>> Begin DATA IN THIS EXERCISE

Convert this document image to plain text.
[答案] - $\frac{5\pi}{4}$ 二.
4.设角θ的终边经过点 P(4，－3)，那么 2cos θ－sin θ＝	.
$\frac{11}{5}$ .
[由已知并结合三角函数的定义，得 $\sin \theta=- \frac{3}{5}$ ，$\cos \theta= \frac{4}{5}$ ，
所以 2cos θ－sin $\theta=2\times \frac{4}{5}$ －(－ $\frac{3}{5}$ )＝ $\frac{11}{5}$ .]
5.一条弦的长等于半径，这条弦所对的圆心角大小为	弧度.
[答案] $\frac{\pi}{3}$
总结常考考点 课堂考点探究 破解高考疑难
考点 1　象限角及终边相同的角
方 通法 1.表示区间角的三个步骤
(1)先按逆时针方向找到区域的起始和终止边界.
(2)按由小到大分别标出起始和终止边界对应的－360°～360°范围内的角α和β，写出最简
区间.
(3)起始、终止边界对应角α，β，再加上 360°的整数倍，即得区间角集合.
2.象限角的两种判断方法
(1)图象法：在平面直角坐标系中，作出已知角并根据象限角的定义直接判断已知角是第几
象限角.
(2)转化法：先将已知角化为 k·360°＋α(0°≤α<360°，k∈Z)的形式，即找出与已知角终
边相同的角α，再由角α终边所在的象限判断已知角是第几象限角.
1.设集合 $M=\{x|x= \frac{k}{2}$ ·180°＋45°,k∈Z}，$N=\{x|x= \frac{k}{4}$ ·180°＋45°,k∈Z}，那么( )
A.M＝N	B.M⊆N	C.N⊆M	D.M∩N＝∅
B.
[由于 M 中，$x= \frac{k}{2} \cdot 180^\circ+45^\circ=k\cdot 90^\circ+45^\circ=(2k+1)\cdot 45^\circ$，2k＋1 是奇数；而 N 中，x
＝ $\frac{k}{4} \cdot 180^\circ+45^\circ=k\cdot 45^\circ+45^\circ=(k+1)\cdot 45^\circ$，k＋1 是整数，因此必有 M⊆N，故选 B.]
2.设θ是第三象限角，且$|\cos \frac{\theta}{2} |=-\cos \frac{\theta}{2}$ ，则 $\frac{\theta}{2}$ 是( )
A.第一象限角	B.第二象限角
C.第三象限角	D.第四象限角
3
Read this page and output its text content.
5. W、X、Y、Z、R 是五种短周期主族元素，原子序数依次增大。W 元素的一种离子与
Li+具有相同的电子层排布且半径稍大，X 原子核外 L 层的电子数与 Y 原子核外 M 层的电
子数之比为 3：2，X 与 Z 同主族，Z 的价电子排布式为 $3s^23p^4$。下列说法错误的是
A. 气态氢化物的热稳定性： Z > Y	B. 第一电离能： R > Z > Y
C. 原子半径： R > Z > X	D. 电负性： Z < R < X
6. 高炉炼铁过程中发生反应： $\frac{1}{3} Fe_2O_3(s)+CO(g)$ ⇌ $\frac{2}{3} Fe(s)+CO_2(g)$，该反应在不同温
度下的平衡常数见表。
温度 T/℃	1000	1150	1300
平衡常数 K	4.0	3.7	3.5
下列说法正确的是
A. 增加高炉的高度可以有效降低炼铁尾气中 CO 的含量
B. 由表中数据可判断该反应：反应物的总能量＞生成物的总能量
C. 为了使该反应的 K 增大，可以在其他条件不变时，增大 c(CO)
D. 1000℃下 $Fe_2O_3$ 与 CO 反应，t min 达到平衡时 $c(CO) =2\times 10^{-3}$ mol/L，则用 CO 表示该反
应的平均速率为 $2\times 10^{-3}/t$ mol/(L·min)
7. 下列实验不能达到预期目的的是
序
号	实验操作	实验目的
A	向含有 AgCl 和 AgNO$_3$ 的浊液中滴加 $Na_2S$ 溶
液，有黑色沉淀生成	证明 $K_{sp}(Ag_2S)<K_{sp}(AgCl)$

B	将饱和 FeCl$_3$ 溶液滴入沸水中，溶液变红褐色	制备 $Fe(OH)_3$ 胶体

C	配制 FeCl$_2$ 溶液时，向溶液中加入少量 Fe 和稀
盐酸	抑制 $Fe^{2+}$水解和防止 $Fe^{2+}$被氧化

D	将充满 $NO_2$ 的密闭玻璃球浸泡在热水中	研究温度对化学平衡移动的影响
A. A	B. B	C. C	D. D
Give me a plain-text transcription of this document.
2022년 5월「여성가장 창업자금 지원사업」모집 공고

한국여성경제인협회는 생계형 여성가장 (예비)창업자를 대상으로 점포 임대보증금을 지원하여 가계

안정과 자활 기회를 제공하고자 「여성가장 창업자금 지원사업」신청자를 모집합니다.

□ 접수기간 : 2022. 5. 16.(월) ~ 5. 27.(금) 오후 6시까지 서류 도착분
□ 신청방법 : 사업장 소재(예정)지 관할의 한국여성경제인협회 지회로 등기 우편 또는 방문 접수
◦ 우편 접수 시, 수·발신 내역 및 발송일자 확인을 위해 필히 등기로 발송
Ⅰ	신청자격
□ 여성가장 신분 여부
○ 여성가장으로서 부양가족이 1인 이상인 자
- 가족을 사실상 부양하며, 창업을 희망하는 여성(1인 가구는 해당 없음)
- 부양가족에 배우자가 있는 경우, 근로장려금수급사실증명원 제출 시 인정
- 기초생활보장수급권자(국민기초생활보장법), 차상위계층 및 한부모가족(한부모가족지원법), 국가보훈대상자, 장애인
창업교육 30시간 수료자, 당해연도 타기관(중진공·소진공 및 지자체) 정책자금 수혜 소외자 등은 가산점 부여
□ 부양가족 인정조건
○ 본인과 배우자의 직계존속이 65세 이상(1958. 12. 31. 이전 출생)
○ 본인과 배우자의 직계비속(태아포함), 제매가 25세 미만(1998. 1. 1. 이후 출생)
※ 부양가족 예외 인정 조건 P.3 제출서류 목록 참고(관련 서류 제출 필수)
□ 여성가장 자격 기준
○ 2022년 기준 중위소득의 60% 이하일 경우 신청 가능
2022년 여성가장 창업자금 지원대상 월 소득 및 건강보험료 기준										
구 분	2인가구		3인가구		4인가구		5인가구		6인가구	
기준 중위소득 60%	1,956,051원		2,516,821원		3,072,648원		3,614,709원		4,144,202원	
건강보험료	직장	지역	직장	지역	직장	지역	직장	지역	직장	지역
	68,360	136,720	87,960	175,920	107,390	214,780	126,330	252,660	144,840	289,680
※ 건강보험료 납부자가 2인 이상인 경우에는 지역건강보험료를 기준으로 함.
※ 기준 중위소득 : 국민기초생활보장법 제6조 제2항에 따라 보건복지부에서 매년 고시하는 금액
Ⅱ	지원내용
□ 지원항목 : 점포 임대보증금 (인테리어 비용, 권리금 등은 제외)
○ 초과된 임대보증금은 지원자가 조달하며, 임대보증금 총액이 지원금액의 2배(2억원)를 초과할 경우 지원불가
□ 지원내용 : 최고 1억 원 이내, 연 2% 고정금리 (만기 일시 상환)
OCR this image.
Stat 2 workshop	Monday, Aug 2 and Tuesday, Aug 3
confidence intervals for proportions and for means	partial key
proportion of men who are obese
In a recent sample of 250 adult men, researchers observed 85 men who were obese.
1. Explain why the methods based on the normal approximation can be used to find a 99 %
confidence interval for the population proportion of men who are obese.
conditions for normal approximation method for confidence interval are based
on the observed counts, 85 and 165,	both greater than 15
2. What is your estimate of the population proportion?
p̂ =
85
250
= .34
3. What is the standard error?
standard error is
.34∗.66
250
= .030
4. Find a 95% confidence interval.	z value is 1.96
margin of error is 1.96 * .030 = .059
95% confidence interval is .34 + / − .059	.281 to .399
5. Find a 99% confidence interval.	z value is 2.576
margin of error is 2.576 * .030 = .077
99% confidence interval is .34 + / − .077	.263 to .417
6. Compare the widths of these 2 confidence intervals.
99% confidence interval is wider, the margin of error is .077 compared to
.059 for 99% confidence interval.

>> End DATA IN THIS EXERCISE

Select, from the listing, all lines that include the word "배우자의".

○ 본인과 배우자의 직계존속이 65세 이상(1958. 12. 31. 이전 출생)
○ 본인과 배우자의 직계비속(태아포함), 제매가 25세 미만(1998. 1. 1. 이후 출생)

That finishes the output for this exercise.